--- start of Records for this task ---

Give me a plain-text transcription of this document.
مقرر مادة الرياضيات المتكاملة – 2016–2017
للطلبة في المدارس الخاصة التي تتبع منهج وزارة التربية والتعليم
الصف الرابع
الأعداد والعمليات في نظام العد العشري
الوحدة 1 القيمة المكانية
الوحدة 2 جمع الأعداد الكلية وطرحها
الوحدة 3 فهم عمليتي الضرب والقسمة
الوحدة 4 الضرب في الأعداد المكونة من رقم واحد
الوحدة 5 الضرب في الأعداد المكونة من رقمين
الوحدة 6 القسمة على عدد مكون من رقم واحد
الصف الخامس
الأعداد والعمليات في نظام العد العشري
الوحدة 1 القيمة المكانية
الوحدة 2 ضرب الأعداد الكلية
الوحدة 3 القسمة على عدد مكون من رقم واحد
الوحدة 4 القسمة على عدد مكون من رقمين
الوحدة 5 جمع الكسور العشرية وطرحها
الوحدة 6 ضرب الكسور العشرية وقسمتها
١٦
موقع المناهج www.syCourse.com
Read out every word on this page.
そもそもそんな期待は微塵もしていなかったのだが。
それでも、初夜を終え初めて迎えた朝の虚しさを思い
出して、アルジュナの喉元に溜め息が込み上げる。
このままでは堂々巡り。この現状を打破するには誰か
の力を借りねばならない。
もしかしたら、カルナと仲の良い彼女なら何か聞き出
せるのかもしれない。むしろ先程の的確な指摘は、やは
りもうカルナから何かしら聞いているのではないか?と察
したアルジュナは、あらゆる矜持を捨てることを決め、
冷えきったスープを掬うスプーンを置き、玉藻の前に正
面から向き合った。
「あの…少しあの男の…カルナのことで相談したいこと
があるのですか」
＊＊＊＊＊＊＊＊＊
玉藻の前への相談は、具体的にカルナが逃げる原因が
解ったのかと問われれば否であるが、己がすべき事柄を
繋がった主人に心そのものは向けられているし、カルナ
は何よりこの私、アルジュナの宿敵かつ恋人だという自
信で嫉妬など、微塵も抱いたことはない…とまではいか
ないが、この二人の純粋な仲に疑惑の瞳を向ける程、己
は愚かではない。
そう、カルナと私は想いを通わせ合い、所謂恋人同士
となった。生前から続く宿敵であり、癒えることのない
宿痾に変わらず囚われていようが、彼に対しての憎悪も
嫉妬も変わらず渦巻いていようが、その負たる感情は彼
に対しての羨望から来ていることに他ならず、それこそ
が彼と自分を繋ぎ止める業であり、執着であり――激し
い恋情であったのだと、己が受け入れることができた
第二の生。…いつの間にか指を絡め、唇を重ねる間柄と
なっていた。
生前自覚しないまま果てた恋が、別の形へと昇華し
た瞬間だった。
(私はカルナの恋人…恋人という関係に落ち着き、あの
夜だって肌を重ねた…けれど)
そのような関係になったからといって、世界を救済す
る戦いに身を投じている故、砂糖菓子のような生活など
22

--- end of Records for this task ---

The task:
Using the data above, output each line exactly.

Exercise output:
Give me a plain-text transcription of this document.
مقرر مادة الرياضيات المتكاملة – 2016–2017
للطلبة في المدارس الخاصة التي تتبع منهج وزارة التربية والتعليم
الصف الرابع
الأعداد والعمليات في نظام العد العشري
الوحدة 1 القيمة المكانية
الوحدة 2 جمع الأعداد الكلية وطرحها
الوحدة 3 فهم عمليتي الضرب والقسمة
الوحدة 4 الضرب في الأعداد المكونة من رقم واحد
الوحدة 5 الضرب في الأعداد المكونة من رقمين
الوحدة 6 القسمة على عدد مكون من رقم واحد
الصف الخامس
الأعداد والعمليات في نظام العد العشري
الوحدة 1 القيمة المكانية
الوحدة 2 ضرب الأعداد الكلية
الوحدة 3 القسمة على عدد مكون من رقم واحد
الوحدة 4 القسمة على عدد مكون من رقمين
الوحدة 5 جمع الكسور العشرية وطرحها
الوحدة 6 ضرب الكسور العشرية وقسمتها
١٦
موقع المناهج www.syCourse.com
Read out every word on this page.
そもそもそんな期待は微塵もしていなかったのだが。
それでも、初夜を終え初めて迎えた朝の虚しさを思い
出して、アルジュナの喉元に溜め息が込み上げる。
このままでは堂々巡り。この現状を打破するには誰か
の力を借りねばならない。
もしかしたら、カルナと仲の良い彼女なら何か聞き出
せるのかもしれない。むしろ先程の的確な指摘は、やは
りもうカルナから何かしら聞いているのではないか?と察
したアルジュナは、あらゆる矜持を捨てることを決め、
冷えきったスープを掬うスプーンを置き、玉藻の前に正
面から向き合った。
「あの…少しあの男の…カルナのことで相談したいこと
があるのですか」
＊＊＊＊＊＊＊＊＊
玉藻の前への相談は、具体的にカルナが逃げる原因が
解ったのかと問われれば否であるが、己がすべき事柄を
繋がった主人に心そのものは向けられているし、カルナ
は何よりこの私、アルジュナの宿敵かつ恋人だという自
信で嫉妬など、微塵も抱いたことはない…とまではいか
ないが、この二人の純粋な仲に疑惑の瞳を向ける程、己
は愚かではない。
そう、カルナと私は想いを通わせ合い、所謂恋人同士
となった。生前から続く宿敵であり、癒えることのない
宿痾に変わらず囚われていようが、彼に対しての憎悪も
嫉妬も変わらず渦巻いていようが、その負たる感情は彼
に対しての羨望から来ていることに他ならず、それこそ
が彼と自分を繋ぎ止める業であり、執着であり――激し
い恋情であったのだと、己が受け入れることができた
第二の生。…いつの間にか指を絡め、唇を重ねる間柄と
なっていた。
生前自覚しないまま果てた恋が、別の形へと昇華し
た瞬間だった。
(私はカルナの恋人…恋人という関係に落ち着き、あの
夜だって肌を重ねた…けれど)
そのような関係になったからといって、世界を救済す
る戦いに身を投じている故、砂糖菓子のような生活など
22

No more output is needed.